Record excerpts |
▬▬▬▬▬▬▬▬▬▬

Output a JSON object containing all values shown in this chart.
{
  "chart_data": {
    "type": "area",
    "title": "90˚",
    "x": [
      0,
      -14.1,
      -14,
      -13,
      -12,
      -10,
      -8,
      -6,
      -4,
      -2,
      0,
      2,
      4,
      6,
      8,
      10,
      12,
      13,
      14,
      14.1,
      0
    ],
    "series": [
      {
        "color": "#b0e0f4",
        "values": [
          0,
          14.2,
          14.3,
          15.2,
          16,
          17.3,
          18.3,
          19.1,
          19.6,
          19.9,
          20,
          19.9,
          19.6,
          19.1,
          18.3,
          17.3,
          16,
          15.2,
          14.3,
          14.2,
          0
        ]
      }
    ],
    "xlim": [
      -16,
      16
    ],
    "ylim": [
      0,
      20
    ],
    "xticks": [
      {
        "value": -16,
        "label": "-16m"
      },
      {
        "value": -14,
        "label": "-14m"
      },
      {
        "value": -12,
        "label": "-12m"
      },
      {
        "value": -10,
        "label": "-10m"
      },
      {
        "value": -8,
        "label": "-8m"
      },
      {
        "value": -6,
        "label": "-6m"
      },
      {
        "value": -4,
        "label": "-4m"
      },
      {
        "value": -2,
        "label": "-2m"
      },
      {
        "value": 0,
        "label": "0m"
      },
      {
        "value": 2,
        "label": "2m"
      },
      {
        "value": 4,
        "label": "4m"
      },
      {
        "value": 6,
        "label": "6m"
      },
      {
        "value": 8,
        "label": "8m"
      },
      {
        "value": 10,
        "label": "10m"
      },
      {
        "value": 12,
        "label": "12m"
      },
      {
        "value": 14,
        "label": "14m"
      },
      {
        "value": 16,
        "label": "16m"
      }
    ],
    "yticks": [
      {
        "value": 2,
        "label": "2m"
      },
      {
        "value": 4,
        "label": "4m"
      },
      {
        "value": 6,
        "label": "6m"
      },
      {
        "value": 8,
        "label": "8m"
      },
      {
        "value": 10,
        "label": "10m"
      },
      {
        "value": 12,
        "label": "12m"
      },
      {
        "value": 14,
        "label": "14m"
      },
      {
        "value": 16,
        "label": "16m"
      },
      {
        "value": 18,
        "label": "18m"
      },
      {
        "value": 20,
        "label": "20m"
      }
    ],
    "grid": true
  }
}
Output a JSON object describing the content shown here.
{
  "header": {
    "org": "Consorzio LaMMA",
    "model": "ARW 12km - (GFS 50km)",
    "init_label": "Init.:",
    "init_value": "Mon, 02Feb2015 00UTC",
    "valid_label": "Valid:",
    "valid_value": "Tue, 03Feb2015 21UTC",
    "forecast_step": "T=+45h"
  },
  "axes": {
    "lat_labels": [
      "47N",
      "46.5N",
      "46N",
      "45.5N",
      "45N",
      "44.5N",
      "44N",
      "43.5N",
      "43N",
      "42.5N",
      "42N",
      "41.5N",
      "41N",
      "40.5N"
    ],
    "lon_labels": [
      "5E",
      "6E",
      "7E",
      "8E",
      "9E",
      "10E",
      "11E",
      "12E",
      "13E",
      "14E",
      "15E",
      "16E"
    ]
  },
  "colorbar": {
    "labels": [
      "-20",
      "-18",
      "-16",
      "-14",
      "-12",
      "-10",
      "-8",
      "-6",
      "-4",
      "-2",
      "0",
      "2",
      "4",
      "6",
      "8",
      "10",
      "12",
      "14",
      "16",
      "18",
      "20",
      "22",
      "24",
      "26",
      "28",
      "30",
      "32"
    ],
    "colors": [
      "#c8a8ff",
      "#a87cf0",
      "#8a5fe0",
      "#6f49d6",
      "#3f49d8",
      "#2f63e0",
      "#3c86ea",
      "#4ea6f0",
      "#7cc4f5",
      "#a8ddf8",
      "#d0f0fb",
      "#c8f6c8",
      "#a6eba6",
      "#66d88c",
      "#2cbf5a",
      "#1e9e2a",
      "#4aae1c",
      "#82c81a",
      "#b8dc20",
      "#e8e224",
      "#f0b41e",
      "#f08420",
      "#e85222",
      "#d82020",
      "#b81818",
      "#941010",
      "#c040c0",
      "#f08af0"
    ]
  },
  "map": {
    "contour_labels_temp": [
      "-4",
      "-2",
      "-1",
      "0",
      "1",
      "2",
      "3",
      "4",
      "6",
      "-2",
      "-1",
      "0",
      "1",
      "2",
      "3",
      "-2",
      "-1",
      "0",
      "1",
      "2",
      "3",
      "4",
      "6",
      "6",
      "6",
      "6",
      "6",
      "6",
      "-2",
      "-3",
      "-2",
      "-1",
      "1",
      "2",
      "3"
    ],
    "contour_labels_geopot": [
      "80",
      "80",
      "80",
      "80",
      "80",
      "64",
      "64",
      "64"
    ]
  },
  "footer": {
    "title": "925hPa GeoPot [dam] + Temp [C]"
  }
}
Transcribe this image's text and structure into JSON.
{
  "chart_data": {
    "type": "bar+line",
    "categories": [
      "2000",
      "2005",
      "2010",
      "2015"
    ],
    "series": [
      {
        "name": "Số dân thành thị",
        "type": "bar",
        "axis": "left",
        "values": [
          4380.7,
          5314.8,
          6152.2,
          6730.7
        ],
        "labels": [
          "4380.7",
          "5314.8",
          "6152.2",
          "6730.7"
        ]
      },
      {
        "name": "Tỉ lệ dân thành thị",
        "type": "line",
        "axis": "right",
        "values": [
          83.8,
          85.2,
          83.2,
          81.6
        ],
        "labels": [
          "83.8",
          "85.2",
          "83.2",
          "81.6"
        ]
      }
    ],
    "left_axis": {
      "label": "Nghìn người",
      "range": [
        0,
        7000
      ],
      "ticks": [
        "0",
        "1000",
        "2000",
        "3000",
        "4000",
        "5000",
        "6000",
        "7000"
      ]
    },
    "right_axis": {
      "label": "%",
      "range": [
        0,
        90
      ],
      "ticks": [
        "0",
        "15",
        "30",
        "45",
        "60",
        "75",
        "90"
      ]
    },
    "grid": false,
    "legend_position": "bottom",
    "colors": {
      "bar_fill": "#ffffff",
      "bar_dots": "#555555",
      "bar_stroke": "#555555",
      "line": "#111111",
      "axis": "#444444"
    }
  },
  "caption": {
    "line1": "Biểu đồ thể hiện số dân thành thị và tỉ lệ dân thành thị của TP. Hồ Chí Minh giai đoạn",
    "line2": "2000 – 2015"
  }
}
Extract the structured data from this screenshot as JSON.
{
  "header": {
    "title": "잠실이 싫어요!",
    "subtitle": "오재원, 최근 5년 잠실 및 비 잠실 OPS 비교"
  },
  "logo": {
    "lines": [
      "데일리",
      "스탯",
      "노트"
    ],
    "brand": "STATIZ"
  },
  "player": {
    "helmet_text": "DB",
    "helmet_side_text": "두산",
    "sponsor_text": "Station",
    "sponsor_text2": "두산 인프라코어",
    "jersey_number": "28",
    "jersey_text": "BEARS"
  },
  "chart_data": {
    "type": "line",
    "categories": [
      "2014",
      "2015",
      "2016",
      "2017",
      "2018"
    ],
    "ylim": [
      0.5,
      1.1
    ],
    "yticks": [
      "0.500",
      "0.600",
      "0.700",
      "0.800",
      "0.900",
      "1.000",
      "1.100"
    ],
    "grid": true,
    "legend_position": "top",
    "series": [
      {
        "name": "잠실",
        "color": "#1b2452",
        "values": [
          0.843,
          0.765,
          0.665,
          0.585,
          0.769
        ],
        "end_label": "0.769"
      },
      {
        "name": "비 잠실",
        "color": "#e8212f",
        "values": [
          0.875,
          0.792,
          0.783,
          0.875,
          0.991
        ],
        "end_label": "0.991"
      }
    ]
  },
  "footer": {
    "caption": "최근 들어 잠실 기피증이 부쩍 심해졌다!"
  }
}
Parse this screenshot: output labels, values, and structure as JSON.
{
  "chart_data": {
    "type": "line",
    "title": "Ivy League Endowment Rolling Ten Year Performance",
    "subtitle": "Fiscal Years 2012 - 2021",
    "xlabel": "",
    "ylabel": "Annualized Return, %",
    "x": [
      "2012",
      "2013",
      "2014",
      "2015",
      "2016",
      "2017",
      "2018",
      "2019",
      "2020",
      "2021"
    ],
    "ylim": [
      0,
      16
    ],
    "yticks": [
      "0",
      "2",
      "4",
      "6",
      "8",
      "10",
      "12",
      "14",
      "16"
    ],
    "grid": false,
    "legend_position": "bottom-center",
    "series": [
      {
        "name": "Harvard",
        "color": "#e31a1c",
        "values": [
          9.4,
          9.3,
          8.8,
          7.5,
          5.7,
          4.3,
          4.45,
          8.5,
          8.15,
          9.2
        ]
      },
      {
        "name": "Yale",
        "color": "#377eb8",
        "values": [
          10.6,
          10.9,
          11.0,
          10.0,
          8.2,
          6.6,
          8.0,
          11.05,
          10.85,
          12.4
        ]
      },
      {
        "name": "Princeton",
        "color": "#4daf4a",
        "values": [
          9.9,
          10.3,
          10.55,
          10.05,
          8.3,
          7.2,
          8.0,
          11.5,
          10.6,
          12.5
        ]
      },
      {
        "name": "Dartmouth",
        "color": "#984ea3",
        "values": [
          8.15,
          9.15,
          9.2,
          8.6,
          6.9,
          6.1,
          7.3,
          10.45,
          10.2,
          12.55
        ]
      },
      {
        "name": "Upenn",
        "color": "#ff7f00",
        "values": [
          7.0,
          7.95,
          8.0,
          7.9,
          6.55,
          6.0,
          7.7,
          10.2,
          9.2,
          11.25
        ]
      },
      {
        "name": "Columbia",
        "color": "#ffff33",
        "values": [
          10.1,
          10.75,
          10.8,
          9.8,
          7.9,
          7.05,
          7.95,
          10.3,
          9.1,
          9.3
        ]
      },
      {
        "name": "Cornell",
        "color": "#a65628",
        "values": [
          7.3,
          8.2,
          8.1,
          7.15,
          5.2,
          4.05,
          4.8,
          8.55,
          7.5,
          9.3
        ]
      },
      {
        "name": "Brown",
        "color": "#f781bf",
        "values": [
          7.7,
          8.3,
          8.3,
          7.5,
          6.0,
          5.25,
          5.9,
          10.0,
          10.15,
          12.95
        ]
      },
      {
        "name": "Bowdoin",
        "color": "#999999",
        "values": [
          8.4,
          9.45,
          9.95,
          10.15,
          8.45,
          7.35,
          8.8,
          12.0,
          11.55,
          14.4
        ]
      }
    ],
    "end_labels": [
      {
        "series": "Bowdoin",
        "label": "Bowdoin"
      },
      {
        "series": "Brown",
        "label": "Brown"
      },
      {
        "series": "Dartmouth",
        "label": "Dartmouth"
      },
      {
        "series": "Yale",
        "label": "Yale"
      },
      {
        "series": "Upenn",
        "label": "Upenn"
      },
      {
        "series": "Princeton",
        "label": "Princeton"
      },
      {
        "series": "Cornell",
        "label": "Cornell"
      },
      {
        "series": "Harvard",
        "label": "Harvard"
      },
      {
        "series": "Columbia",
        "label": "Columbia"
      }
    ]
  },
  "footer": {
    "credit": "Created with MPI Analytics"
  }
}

▬▬▬▬▬▬▬▬▬▬

What the exercise asks | From the records above, copy every line that holds the word "Brown".

Task result |
        "name": "Brown",
        "series": "Brown",
        "label": "Brown"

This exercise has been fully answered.